Extract provided:
◆ ◆ ◆ ◆ ◆ ◆ ◆

Alpha ATS Targets Maker-Taker Model with Lower ETF Fees
Following an announcement last month that it would do so, Toronto-based Alpha Group alternative trading system (ATS) has cut its fees for trading exchange-traded funds (ETFs), from 35 mils—or hundredths of a cent—per share to 25 mils per share.
The lower fee will also apply to all securities priced between CAN$1 ($1.01) and $5 ($5.03). Alpha's price cut is intended to compete with the maker-taker fee model of other Canadian venues, says Jos Schmitt, CEO of Alpha Group.
"The maker-taker fee structure induces market participants to be on the passive side of trades, as they are paid for doing so," he says. "It led a subset of market participants to develop trading strategies solely driven by fee rebates. ... The problem is that the spread reduction, allowed by the rebate, is not real but paid for by the retail broker, and ultimately the retail investor, through the active fee."
Ian Bandeen, vice chairman and CEO of CNSX Markets, the parent company of rival Canadian trading venue Pure Trading, says the Alpha price cut is not all it might seem. "Alpha is still doing a maker-taker [fee model]," says Bandeen. "All they have done is lower their levels for ETFs to match Pure. The ‘take' is 25 mils per share, but to ‘make' is 20 or 21 mils per share."
Schmitt acknowledges the 25 mils-per-share take figure and 21 mils-per-share make figure for a large majority of Canadian securities, and adds that Alpha's figures are far below the Toronto Stock Exchange (TSX), which is still at 35 mils per share for active trades (take) and 31 mils per share for passive trades (make).
Alpha has actually lost some high-frequency trading business because it deployed a fee cut rather than a rebate, according to Schmitt. "The fee changes ... led some of the high-frequency traders to move away from our market and others to strengthen their presence on our market, filling in the gaps left open by those who departed," he says. "Our market share in ETFs over the month of January and the redistribution of volume trades among market participants after the introduction of the new ETF fee structure is clear proof."

◆ ◆ ◆ ◆ ◆ ◆ ◆

Given data:

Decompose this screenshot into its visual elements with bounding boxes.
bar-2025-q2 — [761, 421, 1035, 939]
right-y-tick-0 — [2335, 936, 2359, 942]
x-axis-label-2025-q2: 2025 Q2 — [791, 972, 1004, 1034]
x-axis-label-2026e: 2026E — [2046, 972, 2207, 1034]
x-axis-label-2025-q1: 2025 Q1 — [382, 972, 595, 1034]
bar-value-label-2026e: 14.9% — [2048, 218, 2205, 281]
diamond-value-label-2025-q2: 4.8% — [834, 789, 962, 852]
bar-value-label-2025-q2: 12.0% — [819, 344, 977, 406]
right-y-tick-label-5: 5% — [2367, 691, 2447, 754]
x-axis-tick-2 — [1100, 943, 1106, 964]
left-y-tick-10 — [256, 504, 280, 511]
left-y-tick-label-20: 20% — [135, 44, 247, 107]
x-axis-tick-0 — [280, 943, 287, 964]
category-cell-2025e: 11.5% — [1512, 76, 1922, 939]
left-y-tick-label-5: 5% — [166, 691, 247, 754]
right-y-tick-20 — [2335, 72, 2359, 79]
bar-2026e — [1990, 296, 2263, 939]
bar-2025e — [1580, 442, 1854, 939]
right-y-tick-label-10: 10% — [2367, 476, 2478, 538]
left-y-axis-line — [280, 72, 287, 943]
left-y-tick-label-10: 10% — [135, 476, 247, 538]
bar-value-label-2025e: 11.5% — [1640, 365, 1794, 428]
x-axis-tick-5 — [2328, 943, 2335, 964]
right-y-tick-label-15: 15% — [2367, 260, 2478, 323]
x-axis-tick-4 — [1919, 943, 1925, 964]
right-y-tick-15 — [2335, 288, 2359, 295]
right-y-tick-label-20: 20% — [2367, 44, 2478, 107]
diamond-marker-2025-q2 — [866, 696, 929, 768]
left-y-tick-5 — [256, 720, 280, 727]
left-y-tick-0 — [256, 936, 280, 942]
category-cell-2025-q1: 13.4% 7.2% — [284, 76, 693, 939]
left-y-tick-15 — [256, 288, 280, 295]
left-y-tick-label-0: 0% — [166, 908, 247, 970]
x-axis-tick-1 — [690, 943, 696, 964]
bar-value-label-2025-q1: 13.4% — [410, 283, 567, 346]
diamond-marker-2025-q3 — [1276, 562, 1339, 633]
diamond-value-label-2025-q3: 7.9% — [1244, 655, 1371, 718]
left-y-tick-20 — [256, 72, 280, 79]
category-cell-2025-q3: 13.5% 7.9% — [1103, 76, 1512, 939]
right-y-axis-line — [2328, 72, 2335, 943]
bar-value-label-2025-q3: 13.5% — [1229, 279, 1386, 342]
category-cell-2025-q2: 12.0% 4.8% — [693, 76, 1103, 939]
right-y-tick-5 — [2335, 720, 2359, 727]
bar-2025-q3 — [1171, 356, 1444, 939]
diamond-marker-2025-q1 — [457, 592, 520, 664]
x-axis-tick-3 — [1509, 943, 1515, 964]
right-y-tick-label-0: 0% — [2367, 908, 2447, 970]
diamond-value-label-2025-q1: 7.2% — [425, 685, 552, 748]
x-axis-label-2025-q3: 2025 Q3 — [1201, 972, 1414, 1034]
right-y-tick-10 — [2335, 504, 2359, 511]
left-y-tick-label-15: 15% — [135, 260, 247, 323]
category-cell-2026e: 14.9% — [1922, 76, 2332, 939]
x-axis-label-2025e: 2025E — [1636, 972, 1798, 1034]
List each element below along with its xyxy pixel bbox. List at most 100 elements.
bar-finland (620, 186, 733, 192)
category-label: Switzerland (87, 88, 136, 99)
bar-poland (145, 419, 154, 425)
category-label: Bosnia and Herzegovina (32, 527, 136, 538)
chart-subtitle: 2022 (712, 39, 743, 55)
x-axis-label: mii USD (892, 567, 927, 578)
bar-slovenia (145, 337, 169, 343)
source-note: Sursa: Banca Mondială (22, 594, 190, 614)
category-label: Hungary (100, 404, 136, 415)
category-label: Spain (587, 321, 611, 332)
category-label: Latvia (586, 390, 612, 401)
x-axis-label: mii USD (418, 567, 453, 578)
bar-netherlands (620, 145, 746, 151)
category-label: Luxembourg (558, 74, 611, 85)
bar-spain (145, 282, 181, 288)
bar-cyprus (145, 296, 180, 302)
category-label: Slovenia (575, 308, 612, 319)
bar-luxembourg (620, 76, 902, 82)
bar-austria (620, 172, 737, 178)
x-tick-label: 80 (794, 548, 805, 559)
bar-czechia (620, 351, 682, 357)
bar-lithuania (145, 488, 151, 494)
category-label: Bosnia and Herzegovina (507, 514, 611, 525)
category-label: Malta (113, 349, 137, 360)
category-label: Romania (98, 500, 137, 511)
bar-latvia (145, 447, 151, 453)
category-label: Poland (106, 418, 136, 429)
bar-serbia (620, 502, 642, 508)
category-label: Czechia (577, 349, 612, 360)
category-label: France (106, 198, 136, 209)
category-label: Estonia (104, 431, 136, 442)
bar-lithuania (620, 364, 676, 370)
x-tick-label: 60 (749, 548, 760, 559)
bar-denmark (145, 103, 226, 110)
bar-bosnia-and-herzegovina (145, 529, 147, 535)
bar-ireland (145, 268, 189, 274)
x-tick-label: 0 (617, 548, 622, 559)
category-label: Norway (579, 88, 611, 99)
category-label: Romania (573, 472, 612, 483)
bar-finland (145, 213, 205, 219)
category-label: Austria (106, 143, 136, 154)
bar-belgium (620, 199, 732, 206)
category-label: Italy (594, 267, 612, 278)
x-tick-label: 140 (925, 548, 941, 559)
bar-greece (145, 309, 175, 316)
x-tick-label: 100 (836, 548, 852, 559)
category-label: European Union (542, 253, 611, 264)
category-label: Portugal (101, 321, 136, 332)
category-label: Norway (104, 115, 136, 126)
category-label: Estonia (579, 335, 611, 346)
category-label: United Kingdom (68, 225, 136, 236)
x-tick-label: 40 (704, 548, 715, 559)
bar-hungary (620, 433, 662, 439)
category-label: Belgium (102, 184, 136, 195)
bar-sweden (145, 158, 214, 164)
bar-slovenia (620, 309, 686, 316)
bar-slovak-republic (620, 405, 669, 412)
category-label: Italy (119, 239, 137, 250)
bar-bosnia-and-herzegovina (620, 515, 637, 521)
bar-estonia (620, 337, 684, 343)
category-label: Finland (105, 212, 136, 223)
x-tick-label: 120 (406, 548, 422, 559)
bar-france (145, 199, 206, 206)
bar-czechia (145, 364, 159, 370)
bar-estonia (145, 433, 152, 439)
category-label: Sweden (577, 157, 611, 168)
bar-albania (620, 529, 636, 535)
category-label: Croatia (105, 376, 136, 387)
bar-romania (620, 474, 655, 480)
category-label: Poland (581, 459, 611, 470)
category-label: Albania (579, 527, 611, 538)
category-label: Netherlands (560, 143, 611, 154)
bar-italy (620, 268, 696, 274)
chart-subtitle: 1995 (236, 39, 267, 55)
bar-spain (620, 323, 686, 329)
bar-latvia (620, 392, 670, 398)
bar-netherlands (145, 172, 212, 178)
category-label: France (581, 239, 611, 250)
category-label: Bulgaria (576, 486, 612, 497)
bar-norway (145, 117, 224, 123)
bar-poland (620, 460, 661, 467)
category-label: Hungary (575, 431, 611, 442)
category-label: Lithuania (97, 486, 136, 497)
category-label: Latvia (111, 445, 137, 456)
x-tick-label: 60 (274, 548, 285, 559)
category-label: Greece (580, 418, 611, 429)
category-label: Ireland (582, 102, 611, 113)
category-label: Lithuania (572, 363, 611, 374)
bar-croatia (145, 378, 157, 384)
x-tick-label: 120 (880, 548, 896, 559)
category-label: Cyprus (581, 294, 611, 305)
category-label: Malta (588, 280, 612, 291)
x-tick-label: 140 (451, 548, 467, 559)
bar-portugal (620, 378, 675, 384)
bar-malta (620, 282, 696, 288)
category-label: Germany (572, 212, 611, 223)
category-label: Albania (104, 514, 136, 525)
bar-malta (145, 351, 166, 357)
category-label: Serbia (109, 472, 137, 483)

◆ ◆ ◆ ◆ ◆ ◆ ◆

Brief 1: In the article on Alpha's ETF fee cut, translate this sentence into Spanish: "Alpha's price cut is intended to compete with the maker-taker fee model of other Canadian venues, says Jos Schmitt, CEO of Alpha Group."
Brief 2: Pick up the article on Alpha's ETF fee cut after its last sentence and keep it going.

Answer section 1: El recorte de precios de Alpha tiene como objetivo competir con el modelo de tarifas maker-taker de otros mercados canadienses, afirma Jos Schmitt, director ejecutivo de Alpha Group.

Answer section 2:
In addition, Alpha Trading recently introduced IntraSpread, an initiative allowing active retail flows to trade with other flows at lower cost while guaranteeing price improvement, also intended to curb the impact of the maker-taker fee model, says Schmitt.
IntraSpread is intended to be an internalization tool, says Bandeen. "The objective is to try to find a mechanism to shut out the US competition," he says. "They'd like very much to have the high-frequency traders come back home. They would like to create a facility where they could keep all the liquidity away from the general market for their exclusive benefit and take the lion's share of the bid-ask out for their own personal account, at the expense of the broader public interest. The regulators thus far have been pretty straightforward in saying no."
Schmitt says IntraSpread's objective is not internalization. "Our primary objective is the reduction of the cost of trading and improving the quality of execution," he says. "We developed a revised IntraSpread proposition that allows us to achieve the same objective without being accused of fostering internalization."